§ **TASK MATERIAL**:
────────

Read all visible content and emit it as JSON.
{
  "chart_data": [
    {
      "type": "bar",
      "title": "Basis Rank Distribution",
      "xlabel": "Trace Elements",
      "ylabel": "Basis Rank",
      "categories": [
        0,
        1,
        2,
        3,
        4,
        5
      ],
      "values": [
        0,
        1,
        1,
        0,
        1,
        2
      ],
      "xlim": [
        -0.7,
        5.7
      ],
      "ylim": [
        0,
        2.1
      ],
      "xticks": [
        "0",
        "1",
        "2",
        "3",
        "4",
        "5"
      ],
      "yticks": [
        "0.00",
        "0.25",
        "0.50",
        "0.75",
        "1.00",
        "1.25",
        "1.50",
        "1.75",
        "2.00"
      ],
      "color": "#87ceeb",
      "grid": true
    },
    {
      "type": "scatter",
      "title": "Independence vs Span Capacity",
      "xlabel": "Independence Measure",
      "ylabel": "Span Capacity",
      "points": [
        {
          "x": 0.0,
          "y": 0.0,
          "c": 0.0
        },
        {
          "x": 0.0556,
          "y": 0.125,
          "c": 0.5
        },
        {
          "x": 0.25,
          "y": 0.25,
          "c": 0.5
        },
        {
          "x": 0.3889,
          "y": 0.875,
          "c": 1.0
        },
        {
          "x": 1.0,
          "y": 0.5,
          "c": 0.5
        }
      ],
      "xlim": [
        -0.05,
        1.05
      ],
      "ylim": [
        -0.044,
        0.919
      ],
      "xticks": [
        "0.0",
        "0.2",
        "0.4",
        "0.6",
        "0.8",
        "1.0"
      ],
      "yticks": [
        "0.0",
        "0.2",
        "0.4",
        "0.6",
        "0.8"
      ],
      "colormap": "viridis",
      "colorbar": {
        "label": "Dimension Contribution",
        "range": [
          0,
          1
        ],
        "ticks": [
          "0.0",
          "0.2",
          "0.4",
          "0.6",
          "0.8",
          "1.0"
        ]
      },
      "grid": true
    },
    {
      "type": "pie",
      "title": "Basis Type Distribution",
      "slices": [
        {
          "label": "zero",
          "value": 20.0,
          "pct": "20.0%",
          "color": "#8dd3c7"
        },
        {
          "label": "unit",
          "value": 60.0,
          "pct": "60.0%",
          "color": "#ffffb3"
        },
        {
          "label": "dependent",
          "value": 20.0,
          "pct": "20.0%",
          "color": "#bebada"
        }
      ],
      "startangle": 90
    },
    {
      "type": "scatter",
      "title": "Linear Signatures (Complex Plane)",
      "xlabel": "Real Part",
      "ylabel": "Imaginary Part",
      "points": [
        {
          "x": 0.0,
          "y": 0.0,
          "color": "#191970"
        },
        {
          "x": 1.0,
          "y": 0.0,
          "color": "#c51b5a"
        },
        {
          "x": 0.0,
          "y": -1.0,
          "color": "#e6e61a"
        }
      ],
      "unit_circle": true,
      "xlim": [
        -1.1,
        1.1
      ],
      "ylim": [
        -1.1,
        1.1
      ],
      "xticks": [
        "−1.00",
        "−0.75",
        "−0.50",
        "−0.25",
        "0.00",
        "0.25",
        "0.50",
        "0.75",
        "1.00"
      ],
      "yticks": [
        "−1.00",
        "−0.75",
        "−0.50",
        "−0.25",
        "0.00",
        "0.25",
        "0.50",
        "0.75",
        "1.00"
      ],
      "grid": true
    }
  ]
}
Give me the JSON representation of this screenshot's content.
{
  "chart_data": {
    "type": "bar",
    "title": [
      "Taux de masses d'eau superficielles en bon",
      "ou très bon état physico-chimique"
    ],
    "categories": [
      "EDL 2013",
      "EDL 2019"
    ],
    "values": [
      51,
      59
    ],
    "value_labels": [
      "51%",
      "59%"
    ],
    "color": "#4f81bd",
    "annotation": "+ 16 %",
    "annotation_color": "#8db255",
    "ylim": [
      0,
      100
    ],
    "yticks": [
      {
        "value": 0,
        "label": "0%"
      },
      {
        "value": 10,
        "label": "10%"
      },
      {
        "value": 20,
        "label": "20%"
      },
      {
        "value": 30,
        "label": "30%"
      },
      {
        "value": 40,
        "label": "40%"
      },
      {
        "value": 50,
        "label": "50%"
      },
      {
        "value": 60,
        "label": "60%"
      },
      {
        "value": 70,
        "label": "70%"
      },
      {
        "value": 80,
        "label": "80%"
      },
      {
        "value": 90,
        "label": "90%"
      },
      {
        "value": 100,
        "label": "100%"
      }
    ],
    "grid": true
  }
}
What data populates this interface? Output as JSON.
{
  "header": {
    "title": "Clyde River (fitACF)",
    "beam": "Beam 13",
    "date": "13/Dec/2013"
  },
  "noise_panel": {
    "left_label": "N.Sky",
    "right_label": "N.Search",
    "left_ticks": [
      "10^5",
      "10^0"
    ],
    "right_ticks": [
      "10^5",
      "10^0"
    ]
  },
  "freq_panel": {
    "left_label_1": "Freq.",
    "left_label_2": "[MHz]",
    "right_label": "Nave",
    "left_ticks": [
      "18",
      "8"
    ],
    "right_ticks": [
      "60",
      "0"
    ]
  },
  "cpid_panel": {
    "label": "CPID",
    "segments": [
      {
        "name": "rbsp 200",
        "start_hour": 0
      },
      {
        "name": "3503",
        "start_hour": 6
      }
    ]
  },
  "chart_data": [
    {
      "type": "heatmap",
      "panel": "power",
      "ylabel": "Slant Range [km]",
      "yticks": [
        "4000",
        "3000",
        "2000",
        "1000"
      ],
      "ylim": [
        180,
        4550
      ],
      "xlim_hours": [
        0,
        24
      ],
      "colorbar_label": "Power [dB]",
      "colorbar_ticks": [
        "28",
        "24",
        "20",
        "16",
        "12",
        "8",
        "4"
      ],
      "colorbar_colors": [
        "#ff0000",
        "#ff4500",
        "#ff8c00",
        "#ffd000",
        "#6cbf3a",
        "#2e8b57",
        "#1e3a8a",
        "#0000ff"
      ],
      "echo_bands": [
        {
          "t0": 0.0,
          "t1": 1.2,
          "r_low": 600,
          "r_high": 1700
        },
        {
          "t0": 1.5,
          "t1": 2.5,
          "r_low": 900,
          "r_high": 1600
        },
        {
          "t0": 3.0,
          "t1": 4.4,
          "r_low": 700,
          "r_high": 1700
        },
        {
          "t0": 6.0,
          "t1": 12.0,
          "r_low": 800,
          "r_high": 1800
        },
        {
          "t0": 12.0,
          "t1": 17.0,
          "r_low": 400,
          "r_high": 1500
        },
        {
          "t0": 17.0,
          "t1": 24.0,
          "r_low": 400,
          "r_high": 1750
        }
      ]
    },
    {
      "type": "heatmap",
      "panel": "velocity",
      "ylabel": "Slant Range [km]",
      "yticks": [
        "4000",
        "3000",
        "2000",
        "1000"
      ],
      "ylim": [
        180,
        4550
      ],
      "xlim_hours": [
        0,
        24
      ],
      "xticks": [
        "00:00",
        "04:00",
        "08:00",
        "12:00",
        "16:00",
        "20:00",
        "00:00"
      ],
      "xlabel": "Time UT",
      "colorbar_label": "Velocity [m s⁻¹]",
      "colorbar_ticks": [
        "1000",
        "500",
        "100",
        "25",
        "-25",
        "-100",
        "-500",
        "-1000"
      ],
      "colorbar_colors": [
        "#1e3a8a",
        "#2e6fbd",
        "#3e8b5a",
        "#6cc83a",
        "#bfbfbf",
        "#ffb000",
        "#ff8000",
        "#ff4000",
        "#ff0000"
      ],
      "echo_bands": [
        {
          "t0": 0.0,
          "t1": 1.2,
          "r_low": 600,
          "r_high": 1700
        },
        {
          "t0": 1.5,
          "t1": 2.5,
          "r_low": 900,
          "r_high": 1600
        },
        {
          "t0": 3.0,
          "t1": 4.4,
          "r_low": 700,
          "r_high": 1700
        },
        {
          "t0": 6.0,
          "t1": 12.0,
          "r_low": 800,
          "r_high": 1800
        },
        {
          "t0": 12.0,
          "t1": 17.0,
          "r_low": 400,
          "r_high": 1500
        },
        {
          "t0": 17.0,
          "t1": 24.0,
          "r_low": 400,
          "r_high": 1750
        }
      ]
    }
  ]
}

────────

§ **TASK GOAL**:
All lines that include "Span" are to be gathered and copied.

§ **COMPLETE OUTPUT**:
      "title": "Independence vs Span Capacity",
      "ylabel": "Span Capacity",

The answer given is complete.